# Required task
Reproduce the records below exactly, leaving out any pictures.

[Data entries]
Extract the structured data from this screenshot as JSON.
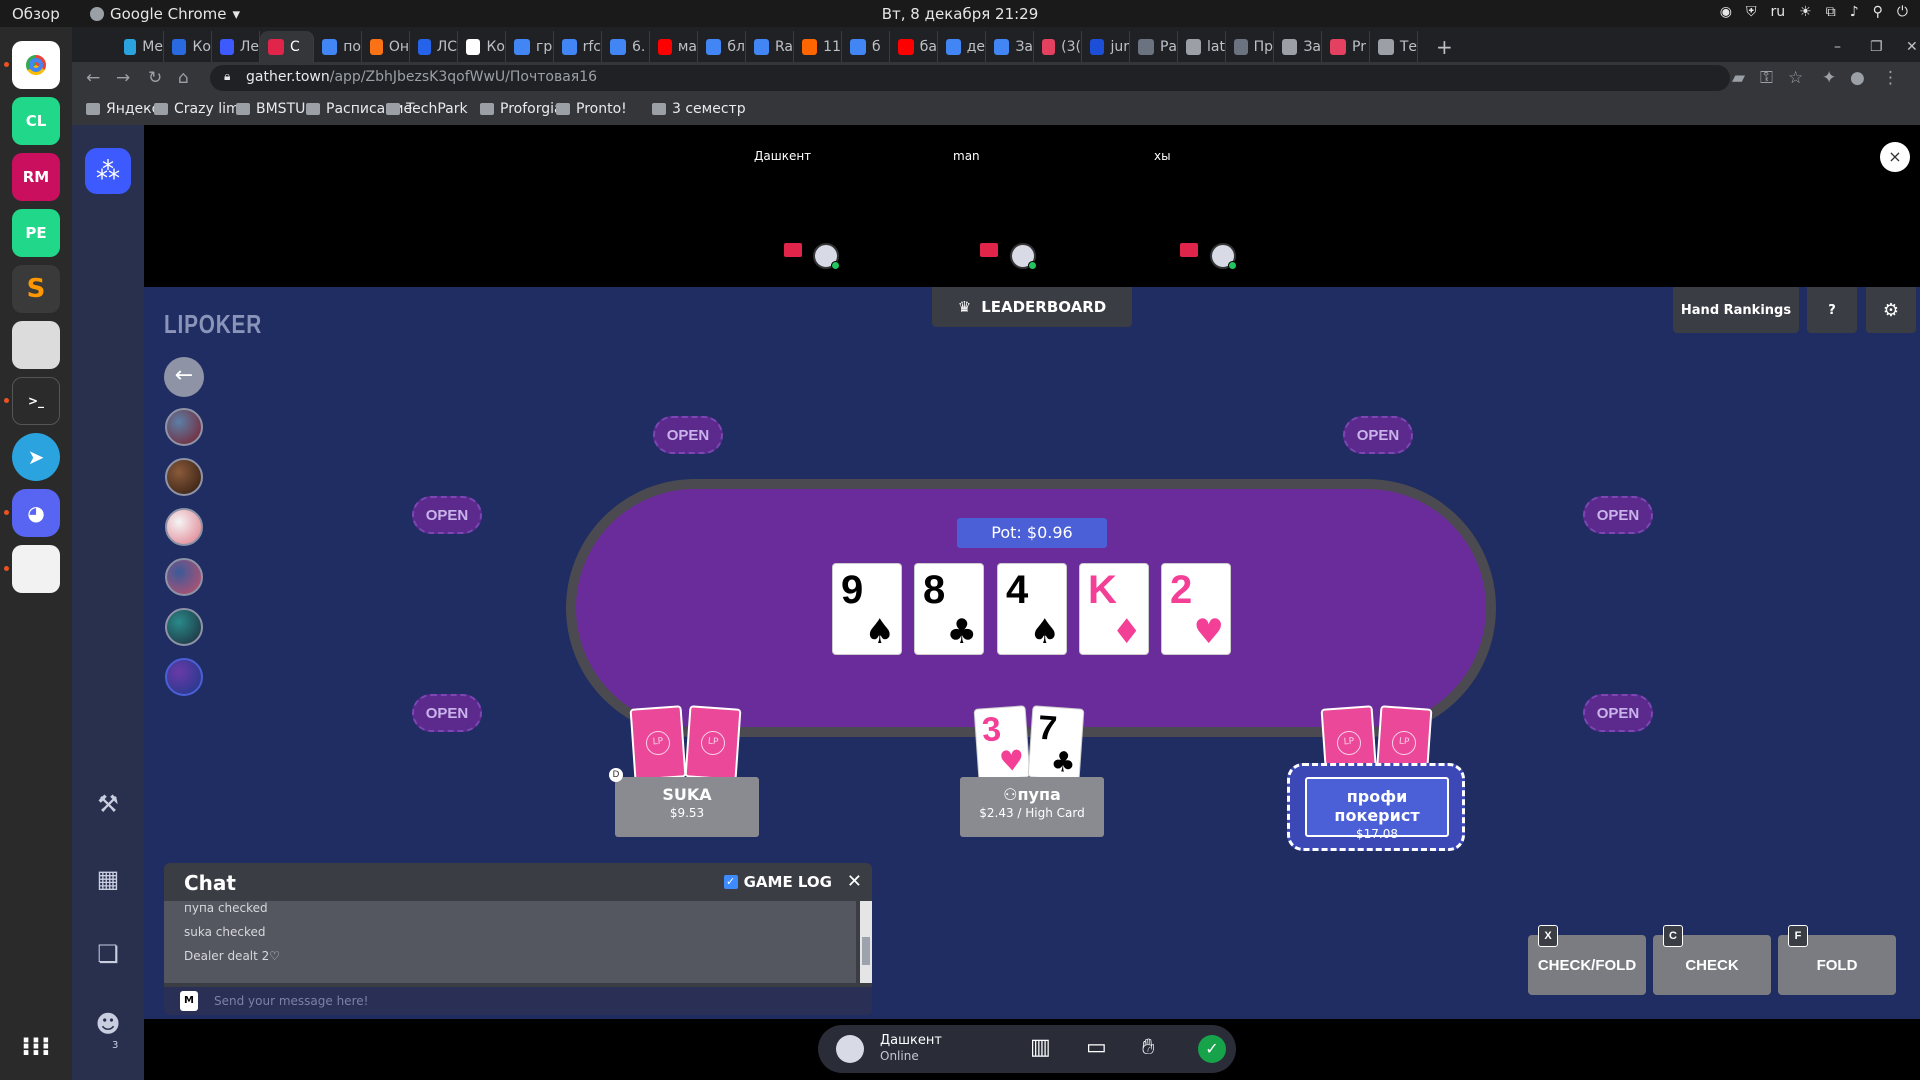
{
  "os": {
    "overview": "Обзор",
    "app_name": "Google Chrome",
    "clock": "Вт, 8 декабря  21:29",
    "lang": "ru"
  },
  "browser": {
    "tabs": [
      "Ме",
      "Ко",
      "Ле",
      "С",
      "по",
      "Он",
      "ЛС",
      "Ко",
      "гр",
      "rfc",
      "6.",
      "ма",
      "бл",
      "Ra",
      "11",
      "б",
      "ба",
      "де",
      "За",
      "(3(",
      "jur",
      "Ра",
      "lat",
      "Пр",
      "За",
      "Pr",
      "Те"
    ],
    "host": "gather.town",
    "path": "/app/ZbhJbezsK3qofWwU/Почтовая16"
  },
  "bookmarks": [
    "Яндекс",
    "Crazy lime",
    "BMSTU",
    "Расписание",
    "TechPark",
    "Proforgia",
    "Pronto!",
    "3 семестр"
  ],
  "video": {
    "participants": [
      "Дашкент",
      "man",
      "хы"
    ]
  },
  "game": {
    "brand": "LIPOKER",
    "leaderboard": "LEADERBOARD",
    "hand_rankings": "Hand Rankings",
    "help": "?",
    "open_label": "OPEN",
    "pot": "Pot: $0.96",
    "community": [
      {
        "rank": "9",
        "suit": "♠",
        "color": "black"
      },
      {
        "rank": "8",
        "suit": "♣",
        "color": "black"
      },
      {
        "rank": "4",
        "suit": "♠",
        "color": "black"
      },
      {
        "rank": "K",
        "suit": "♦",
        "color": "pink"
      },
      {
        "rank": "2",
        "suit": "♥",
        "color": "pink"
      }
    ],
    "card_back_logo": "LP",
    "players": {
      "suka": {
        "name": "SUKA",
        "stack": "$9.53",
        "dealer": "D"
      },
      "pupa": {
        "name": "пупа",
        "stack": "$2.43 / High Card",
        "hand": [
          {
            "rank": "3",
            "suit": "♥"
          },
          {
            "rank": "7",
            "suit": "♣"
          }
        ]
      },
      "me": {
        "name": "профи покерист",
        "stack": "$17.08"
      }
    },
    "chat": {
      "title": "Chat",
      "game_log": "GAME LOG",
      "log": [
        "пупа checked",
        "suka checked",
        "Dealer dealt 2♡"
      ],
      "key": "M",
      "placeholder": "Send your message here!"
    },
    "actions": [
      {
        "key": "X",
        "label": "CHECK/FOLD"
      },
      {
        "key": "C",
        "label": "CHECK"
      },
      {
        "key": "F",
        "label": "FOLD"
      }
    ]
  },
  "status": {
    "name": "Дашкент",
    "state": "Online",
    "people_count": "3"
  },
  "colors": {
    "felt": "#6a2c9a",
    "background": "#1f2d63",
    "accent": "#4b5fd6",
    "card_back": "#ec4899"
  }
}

# Result for this exercise
Extract the structured data from this screenshot as JSON.
{
  "os": {
    "overview": "Обзор",
    "app_name": "Google Chrome",
    "clock": "Вт, 8 декабря  21:29",
    "lang": "ru"
  },
  "browser": {
    "tabs": [
      "Ме",
      "Ко",
      "Ле",
      "С",
      "по",
      "Он",
      "ЛС",
      "Ко",
      "гр",
      "rfc",
      "6.",
      "ма",
      "бл",
      "Ra",
      "11",
      "б",
      "ба",
      "де",
      "За",
      "(3(",
      "jur",
      "Ра",
      "lat",
      "Пр",
      "За",
      "Pr",
      "Те"
    ],
    "host": "gather.town",
    "path": "/app/ZbhJbezsK3qofWwU/Почтовая16"
  },
  "bookmarks": [
    "Яндекс",
    "Crazy lime",
    "BMSTU",
    "Расписание",
    "TechPark",
    "Proforgia",
    "Pronto!",
    "3 семестр"
  ],
  "video": {
    "participants": [
      "Дашкент",
      "man",
      "хы"
    ]
  },
  "game": {
    "brand": "LIPOKER",
    "leaderboard": "LEADERBOARD",
    "hand_rankings": "Hand Rankings",
    "help": "?",
    "open_label": "OPEN",
    "pot": "Pot: $0.96",
    "community": [
      {
        "rank": "9",
        "suit": "♠",
        "color": "black"
      },
      {
        "rank": "8",
        "suit": "♣",
        "color": "black"
      },
      {
        "rank": "4",
        "suit": "♠",
        "color": "black"
      },
      {
        "rank": "K",
        "suit": "♦",
        "color": "pink"
      },
      {
        "rank": "2",
        "suit": "♥",
        "color": "pink"
      }
    ],
    "card_back_logo": "LP",
    "players": {
      "suka": {
        "name": "SUKA",
        "stack": "$9.53",
        "dealer": "D"
      },
      "pupa": {
        "name": "пупа",
        "stack": "$2.43 / High Card",
        "hand": [
          {
            "rank": "3",
            "suit": "♥"
          },
          {
            "rank": "7",
            "suit": "♣"
          }
        ]
      },
      "me": {
        "name": "профи покерист",
        "stack": "$17.08"
      }
    },
    "chat": {
      "title": "Chat",
      "game_log": "GAME LOG",
      "log": [
        "пупа checked",
        "suka checked",
        "Dealer dealt 2♡"
      ],
      "key": "M",
      "placeholder": "Send your message here!"
    },
    "actions": [
      {
        "key": "X",
        "label": "CHECK/FOLD"
      },
      {
        "key": "C",
        "label": "CHECK"
      },
      {
        "key": "F",
        "label": "FOLD"
      }
    ]
  },
  "status": {
    "name": "Дашкент",
    "state": "Online",
    "people_count": "3"
  },
  "colors": {
    "felt": "#6a2c9a",
    "background": "#1f2d63",
    "accent": "#4b5fd6",
    "card_back": "#ec4899"
  }
}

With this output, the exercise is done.